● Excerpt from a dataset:
[START]

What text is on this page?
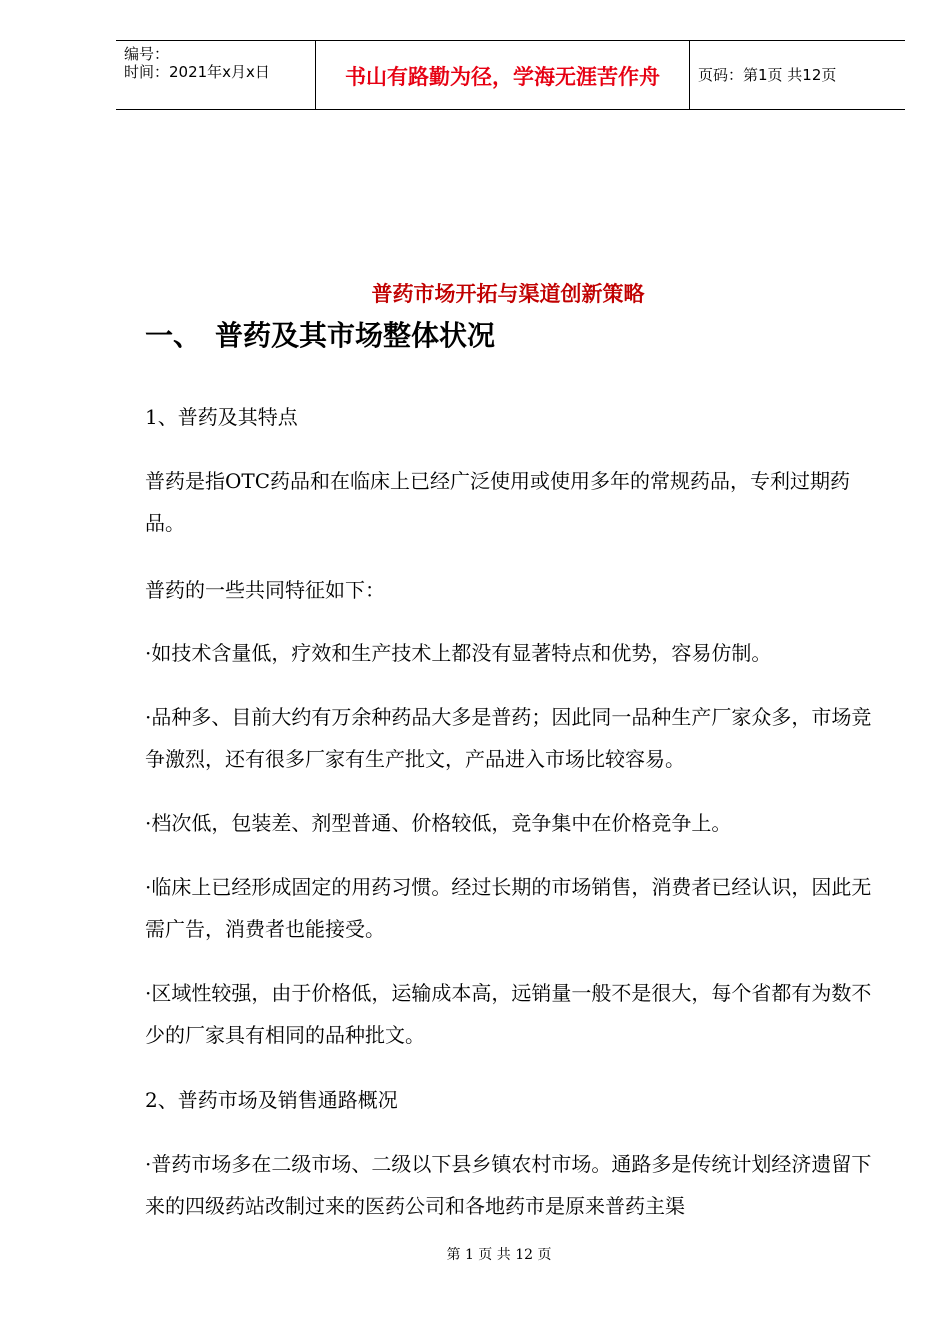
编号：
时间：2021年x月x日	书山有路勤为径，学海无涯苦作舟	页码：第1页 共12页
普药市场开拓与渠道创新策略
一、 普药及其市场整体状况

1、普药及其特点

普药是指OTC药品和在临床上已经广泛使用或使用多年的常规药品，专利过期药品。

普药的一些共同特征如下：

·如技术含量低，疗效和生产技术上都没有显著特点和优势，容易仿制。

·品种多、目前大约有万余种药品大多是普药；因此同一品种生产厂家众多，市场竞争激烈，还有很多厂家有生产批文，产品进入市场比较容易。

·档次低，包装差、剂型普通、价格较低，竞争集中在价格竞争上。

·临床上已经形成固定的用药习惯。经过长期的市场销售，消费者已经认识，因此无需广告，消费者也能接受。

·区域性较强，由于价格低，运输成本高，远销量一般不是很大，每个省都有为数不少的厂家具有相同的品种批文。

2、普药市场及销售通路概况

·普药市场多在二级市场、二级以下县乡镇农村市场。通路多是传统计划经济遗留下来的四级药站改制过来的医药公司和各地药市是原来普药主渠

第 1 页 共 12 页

[END]
[START]

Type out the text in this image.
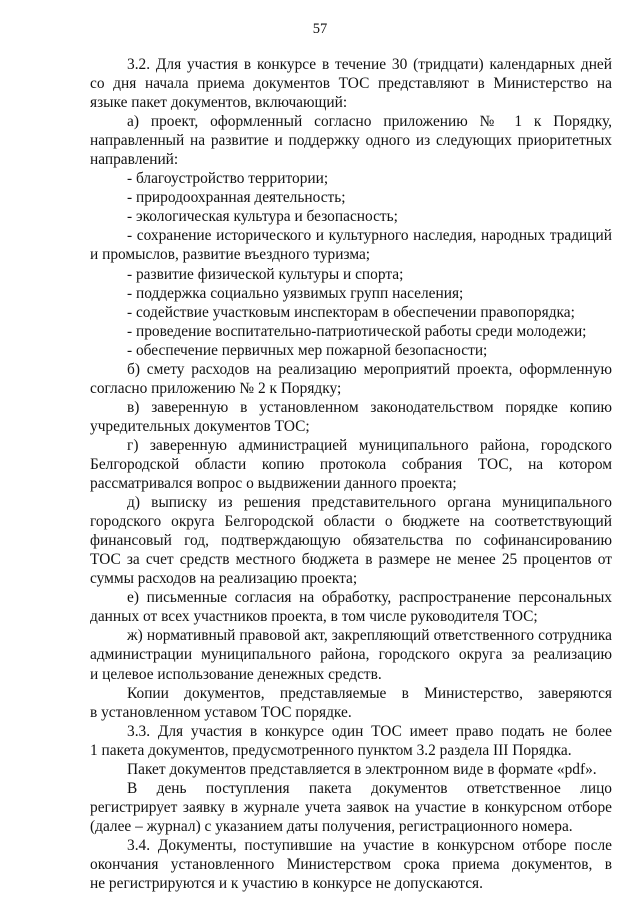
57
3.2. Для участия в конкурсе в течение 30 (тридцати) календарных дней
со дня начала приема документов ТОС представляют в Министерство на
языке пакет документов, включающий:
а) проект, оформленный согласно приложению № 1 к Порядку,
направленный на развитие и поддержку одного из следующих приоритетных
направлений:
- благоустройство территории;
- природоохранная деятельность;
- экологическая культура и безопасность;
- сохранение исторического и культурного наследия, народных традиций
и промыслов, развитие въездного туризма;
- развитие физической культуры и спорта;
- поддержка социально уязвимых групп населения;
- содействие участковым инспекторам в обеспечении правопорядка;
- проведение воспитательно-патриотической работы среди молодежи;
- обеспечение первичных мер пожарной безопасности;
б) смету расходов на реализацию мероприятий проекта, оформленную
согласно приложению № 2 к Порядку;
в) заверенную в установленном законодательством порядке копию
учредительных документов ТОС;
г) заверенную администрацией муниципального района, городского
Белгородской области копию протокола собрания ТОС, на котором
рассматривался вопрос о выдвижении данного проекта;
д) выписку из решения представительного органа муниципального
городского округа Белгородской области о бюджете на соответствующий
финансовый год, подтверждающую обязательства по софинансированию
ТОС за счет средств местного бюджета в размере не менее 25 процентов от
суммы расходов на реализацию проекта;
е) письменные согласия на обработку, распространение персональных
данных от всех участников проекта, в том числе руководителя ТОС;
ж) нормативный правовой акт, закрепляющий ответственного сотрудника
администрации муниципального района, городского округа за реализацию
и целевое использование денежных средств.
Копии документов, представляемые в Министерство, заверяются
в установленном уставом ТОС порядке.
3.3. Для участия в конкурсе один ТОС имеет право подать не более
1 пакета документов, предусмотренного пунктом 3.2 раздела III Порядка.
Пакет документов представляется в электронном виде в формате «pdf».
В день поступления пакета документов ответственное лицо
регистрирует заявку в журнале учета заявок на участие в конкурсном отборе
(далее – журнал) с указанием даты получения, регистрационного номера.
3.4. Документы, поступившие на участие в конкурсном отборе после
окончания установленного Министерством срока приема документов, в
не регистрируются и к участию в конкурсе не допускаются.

[END]

● EXERCISE:
Show each line holding the word "городского".

● SOLUTION TO THE PROBLEM:
г) заверенную администрацией муниципального района, городского
городского округа Белгородской области о бюджете на соответствующий
администрации муниципального района, городского округа за реализацию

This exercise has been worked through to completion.